▶ _Aim_
Copy each line that holds "alarm".

▶ _Stored data_
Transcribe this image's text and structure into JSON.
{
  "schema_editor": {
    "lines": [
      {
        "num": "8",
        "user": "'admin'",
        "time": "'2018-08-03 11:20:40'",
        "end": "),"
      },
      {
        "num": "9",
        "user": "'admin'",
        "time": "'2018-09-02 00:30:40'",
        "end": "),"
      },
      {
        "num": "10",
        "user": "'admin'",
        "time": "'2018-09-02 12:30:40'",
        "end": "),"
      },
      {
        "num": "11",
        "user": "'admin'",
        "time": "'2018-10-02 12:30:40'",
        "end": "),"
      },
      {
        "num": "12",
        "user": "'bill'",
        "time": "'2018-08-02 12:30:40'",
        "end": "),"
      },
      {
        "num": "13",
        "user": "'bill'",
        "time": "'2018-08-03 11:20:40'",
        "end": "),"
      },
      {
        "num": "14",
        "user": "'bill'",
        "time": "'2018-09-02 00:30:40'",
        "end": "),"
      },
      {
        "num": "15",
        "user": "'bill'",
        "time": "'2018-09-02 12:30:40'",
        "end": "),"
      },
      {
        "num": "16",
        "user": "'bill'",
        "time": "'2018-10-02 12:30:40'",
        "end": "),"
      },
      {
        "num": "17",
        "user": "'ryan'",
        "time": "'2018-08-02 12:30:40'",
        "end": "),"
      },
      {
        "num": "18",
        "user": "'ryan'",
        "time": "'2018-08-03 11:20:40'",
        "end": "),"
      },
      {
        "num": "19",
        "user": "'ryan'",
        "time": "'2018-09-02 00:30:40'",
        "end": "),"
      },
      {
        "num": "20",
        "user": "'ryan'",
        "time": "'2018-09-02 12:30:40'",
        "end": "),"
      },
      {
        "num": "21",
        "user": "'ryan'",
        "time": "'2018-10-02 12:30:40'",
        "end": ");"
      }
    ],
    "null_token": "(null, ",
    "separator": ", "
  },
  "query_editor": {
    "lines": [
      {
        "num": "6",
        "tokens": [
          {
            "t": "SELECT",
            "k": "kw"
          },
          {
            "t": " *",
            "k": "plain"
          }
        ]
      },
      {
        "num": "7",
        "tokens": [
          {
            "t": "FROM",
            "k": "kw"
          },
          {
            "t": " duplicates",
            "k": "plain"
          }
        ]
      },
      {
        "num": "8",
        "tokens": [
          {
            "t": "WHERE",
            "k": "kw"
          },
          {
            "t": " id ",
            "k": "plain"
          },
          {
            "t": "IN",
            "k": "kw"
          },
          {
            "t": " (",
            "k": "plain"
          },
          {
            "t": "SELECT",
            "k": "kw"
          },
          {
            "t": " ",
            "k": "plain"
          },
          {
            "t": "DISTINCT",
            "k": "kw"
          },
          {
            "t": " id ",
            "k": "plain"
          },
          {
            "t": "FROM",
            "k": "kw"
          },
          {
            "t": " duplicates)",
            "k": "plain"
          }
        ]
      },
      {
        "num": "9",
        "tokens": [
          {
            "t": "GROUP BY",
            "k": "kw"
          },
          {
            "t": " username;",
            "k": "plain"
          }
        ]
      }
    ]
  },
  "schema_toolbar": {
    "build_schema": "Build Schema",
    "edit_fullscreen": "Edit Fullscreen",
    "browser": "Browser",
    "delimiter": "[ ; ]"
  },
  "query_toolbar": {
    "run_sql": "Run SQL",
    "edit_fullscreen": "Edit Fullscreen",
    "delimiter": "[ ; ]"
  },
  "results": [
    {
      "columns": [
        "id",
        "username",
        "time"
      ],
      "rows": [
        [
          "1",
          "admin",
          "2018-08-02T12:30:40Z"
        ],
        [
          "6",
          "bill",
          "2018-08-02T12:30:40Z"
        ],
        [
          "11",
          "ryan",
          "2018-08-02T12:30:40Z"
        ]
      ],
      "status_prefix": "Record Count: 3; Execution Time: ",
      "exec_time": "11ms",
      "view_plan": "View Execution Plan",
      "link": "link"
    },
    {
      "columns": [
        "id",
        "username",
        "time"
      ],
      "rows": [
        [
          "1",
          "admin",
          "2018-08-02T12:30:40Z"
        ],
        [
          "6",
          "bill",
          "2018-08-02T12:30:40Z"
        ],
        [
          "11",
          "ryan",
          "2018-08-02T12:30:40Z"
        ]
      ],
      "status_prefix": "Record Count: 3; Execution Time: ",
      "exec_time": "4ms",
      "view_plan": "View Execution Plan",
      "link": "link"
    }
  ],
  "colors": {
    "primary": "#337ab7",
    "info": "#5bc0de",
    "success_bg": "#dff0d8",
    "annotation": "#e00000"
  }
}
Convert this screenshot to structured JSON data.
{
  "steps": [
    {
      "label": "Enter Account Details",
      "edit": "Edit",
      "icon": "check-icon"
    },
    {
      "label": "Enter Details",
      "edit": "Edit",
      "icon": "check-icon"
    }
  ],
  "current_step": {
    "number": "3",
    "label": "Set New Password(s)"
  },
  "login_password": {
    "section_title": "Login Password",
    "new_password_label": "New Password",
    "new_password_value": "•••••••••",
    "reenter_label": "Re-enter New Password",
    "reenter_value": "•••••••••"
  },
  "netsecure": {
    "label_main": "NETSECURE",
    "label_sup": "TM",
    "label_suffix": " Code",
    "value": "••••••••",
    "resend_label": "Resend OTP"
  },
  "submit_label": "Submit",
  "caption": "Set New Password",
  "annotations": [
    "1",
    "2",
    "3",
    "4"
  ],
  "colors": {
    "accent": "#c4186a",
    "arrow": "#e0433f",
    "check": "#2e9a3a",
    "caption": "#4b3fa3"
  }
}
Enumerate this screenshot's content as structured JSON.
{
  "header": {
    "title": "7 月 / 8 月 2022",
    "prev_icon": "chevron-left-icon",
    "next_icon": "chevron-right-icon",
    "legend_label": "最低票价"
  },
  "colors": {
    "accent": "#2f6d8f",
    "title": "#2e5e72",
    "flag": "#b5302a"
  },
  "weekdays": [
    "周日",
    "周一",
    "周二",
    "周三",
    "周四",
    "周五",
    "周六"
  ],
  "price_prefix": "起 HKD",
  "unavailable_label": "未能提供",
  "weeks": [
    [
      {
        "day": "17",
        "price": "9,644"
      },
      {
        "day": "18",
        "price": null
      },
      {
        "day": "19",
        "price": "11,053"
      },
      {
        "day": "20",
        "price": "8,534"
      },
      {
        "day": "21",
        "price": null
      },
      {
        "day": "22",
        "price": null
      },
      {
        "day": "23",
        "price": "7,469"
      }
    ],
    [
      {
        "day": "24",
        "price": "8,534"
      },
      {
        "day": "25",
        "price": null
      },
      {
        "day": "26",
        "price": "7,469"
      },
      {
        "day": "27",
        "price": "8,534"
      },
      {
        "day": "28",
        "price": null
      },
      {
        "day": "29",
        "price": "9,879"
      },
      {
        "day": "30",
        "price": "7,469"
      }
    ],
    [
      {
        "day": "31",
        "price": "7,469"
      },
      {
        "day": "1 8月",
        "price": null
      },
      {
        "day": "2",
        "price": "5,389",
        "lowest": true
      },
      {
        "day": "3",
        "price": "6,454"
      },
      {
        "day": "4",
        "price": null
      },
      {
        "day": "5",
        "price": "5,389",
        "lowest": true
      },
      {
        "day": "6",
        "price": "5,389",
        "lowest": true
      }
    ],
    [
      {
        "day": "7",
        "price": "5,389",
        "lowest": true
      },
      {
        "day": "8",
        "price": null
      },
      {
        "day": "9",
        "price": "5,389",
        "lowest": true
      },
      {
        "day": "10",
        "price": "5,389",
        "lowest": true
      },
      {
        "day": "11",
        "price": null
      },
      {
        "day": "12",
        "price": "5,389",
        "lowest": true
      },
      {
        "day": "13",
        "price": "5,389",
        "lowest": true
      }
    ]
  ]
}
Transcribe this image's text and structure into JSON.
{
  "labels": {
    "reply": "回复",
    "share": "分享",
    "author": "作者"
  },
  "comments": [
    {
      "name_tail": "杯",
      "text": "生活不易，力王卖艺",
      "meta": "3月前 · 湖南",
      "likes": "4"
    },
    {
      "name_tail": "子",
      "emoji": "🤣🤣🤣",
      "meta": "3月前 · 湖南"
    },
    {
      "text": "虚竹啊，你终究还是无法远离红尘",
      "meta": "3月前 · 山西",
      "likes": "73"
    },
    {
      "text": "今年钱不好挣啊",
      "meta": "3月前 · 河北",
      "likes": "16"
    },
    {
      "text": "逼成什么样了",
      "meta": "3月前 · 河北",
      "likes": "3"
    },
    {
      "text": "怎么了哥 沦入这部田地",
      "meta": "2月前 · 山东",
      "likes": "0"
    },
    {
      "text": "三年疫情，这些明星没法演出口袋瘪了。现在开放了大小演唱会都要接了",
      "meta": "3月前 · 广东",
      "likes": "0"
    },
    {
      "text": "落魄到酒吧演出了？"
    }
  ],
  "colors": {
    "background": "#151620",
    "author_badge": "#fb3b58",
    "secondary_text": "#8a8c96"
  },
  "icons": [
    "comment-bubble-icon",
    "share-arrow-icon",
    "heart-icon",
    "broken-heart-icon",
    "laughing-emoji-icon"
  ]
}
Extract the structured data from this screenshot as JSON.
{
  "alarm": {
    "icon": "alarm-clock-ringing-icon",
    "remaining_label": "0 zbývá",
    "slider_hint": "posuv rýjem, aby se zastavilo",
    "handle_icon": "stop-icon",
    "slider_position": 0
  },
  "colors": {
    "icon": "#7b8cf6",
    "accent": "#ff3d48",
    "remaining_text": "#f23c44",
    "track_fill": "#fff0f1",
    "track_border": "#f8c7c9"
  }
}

▶ _Solution to this task_
  "alarm": {
    "icon": "alarm-clock-ringing-icon",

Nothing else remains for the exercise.